Exercise aim:
The entries below are to be repeated exactly as they stand.

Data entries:
==========
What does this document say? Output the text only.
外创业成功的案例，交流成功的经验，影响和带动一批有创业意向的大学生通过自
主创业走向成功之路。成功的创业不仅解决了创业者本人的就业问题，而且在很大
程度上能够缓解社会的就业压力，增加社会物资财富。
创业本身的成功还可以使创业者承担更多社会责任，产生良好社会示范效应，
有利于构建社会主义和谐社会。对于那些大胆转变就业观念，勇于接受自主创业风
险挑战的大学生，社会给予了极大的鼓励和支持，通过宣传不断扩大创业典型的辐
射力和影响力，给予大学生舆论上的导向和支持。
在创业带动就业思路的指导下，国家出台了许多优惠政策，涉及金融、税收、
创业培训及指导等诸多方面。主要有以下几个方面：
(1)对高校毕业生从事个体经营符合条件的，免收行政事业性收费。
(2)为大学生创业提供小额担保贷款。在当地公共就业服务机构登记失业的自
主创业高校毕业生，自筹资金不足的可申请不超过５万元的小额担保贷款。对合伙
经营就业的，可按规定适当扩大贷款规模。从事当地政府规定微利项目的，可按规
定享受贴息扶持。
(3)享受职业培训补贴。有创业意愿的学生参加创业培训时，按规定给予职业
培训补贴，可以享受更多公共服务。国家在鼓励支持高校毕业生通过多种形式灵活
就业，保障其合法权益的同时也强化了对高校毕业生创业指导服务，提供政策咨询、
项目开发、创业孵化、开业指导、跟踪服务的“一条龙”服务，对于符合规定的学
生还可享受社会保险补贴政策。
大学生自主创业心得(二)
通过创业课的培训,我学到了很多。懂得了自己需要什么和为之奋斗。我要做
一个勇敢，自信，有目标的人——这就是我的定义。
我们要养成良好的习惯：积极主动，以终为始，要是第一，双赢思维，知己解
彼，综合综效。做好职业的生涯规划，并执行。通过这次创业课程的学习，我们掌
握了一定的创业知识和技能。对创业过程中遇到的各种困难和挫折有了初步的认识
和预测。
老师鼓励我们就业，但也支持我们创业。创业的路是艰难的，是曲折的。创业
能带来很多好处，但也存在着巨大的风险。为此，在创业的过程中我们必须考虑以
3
==========
Written reply:
What does this document say? Output the text only.
外创业成功的案例，交流成功的经验，影响和带动一批有创业意向的大学生通过自
主创业走向成功之路。成功的创业不仅解决了创业者本人的就业问题，而且在很大
程度上能够缓解社会的就业压力，增加社会物资财富。
创业本身的成功还可以使创业者承担更多社会责任，产生良好社会示范效应，
有利于构建社会主义和谐社会。对于那些大胆转变就业观念，勇于接受自主创业风
险挑战的大学生，社会给予了极大的鼓励和支持，通过宣传不断扩大创业典型的辐
射力和影响力，给予大学生舆论上的导向和支持。
在创业带动就业思路的指导下，国家出台了许多优惠政策，涉及金融、税收、
创业培训及指导等诸多方面。主要有以下几个方面：
(1)对高校毕业生从事个体经营符合条件的，免收行政事业性收费。
(2)为大学生创业提供小额担保贷款。在当地公共就业服务机构登记失业的自
主创业高校毕业生，自筹资金不足的可申请不超过５万元的小额担保贷款。对合伙
经营就业的，可按规定适当扩大贷款规模。从事当地政府规定微利项目的，可按规
定享受贴息扶持。
(3)享受职业培训补贴。有创业意愿的学生参加创业培训时，按规定给予职业
培训补贴，可以享受更多公共服务。国家在鼓励支持高校毕业生通过多种形式灵活
就业，保障其合法权益的同时也强化了对高校毕业生创业指导服务，提供政策咨询、
项目开发、创业孵化、开业指导、跟踪服务的“一条龙”服务，对于符合规定的学
生还可享受社会保险补贴政策。
大学生自主创业心得(二)
通过创业课的培训,我学到了很多。懂得了自己需要什么和为之奋斗。我要做
一个勇敢，自信，有目标的人——这就是我的定义。
我们要养成良好的习惯：积极主动，以终为始，要是第一，双赢思维，知己解
彼，综合综效。做好职业的生涯规划，并执行。通过这次创业课程的学习，我们掌
握了一定的创业知识和技能。对创业过程中遇到的各种困难和挫折有了初步的认识
和预测。
老师鼓励我们就业，但也支持我们创业。创业的路是艰难的，是曲折的。创业
能带来很多好处，但也存在着巨大的风险。为此，在创业的过程中我们必须考虑以
3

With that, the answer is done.